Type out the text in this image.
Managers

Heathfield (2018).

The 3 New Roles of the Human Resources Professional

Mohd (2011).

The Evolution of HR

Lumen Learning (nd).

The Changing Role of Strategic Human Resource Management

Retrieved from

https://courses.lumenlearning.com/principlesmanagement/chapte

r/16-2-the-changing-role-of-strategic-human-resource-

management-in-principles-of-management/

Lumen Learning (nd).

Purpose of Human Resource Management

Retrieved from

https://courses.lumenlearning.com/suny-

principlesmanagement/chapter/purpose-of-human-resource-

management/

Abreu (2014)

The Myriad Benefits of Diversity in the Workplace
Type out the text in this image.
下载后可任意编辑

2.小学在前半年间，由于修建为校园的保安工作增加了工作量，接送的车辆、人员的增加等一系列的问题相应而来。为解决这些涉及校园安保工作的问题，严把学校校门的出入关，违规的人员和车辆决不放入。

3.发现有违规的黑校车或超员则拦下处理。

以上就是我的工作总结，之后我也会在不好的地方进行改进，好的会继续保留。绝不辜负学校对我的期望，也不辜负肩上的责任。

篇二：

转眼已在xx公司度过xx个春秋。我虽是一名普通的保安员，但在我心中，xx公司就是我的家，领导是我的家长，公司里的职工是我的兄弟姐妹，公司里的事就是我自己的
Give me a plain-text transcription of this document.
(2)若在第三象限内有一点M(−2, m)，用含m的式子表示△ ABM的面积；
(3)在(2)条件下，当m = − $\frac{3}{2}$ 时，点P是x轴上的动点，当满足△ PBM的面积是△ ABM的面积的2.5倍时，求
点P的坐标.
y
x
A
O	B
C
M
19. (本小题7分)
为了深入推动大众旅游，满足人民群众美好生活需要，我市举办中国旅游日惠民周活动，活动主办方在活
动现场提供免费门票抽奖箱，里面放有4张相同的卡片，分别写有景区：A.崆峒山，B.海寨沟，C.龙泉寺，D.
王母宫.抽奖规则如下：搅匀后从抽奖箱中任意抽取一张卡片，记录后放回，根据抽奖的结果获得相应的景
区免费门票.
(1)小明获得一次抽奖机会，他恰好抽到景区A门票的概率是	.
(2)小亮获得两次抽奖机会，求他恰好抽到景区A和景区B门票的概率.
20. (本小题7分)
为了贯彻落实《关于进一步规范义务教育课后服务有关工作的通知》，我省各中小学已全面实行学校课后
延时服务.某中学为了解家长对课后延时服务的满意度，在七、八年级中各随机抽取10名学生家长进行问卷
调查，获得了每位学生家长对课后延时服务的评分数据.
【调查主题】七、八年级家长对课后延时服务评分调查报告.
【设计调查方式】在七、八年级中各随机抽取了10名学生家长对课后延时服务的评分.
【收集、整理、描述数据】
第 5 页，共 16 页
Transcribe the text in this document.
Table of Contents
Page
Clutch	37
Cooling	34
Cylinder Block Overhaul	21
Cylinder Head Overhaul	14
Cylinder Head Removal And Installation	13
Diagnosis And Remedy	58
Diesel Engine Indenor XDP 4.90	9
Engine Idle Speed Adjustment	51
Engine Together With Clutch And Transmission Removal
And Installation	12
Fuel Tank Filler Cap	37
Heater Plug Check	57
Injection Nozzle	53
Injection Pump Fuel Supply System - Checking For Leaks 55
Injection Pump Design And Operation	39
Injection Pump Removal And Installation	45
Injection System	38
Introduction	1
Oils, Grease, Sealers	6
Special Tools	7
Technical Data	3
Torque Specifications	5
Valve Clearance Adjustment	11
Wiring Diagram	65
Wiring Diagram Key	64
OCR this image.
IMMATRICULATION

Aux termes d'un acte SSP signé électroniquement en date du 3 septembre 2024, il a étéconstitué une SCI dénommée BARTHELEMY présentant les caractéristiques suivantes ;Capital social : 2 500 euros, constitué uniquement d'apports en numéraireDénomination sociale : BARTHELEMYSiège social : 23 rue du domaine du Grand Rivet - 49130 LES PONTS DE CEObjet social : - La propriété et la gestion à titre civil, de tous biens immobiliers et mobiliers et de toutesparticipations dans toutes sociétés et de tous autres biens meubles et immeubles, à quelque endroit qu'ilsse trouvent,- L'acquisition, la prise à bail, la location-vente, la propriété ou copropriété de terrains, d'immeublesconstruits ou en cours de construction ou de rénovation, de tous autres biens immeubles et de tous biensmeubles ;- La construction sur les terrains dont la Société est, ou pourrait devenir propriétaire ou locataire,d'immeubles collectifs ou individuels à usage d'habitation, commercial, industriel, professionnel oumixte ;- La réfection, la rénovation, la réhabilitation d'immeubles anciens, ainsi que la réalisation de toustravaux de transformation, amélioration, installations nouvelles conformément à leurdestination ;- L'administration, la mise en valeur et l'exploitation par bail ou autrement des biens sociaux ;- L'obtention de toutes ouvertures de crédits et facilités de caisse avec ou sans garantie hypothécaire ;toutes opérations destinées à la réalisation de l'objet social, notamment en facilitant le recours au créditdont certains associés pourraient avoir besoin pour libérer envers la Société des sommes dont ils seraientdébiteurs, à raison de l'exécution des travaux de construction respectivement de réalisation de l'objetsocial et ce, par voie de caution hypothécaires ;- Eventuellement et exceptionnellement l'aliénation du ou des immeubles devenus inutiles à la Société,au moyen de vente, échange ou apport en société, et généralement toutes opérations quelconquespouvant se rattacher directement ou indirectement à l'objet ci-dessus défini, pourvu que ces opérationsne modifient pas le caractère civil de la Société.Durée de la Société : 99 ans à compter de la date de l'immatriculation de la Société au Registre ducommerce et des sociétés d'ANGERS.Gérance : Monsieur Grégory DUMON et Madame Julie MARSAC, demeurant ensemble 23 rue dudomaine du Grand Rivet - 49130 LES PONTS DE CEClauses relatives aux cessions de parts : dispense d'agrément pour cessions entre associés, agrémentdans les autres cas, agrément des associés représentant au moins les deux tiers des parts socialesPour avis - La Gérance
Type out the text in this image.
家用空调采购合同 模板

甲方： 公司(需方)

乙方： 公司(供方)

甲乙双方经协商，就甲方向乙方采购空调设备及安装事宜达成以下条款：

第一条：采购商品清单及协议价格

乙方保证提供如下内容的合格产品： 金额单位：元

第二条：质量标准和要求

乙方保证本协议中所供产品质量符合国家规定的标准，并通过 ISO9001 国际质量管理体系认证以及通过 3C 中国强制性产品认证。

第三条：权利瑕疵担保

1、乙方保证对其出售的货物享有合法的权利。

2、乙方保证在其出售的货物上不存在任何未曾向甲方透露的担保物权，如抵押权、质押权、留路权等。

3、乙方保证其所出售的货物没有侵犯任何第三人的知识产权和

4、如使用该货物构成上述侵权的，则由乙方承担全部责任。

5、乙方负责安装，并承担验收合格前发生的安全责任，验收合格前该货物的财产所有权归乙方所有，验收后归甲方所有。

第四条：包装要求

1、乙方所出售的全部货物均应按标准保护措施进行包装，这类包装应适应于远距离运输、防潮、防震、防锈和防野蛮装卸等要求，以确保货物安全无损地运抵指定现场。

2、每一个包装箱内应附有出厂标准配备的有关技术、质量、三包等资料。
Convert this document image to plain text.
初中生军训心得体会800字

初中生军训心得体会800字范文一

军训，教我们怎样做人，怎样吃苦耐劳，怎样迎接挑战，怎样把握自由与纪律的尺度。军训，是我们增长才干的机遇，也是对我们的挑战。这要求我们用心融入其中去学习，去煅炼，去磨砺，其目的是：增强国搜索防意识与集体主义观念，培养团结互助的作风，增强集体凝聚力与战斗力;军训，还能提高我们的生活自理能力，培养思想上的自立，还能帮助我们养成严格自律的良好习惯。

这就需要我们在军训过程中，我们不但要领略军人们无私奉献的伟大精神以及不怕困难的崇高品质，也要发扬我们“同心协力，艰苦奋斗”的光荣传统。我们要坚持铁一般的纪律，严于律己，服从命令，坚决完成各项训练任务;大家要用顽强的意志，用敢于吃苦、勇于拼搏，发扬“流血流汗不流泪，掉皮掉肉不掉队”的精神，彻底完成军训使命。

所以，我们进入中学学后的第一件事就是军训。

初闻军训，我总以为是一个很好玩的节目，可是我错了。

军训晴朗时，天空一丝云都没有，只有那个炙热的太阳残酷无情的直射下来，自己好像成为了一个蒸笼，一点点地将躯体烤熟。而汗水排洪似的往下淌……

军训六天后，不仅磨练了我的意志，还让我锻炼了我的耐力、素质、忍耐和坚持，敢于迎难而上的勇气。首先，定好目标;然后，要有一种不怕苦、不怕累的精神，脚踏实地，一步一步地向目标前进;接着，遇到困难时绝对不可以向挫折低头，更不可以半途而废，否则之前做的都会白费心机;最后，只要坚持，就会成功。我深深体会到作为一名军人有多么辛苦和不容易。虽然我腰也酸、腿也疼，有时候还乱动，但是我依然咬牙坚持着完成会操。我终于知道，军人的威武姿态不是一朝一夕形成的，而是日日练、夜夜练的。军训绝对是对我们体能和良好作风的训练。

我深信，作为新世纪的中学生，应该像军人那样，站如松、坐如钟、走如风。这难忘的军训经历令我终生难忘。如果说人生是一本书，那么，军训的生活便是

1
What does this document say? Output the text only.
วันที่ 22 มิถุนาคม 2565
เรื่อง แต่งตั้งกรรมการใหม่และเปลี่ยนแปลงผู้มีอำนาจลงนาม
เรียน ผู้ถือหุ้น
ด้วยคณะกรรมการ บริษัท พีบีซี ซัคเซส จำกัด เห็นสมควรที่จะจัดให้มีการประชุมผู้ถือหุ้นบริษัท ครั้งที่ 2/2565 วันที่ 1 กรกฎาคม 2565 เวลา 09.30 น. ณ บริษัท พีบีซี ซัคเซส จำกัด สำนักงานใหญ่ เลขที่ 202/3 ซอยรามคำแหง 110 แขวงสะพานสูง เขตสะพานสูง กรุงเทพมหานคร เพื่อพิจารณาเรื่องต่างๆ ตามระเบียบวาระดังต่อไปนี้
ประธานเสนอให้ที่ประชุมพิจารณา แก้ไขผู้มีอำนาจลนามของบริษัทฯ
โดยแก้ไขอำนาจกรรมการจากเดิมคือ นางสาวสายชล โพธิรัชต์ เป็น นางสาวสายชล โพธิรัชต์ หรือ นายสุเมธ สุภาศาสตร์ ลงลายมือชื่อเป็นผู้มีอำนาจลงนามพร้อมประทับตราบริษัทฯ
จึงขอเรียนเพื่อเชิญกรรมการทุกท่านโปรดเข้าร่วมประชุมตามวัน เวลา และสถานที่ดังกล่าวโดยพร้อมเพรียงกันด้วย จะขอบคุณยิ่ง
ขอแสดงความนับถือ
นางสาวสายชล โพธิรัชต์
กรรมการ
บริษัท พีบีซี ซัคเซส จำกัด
....
= Exercise task =
Collect, from the material above, every line containing the word "Overhaul".

= Task answer =
Cylinder Block Overhaul	21
Cylinder Head Overhaul	14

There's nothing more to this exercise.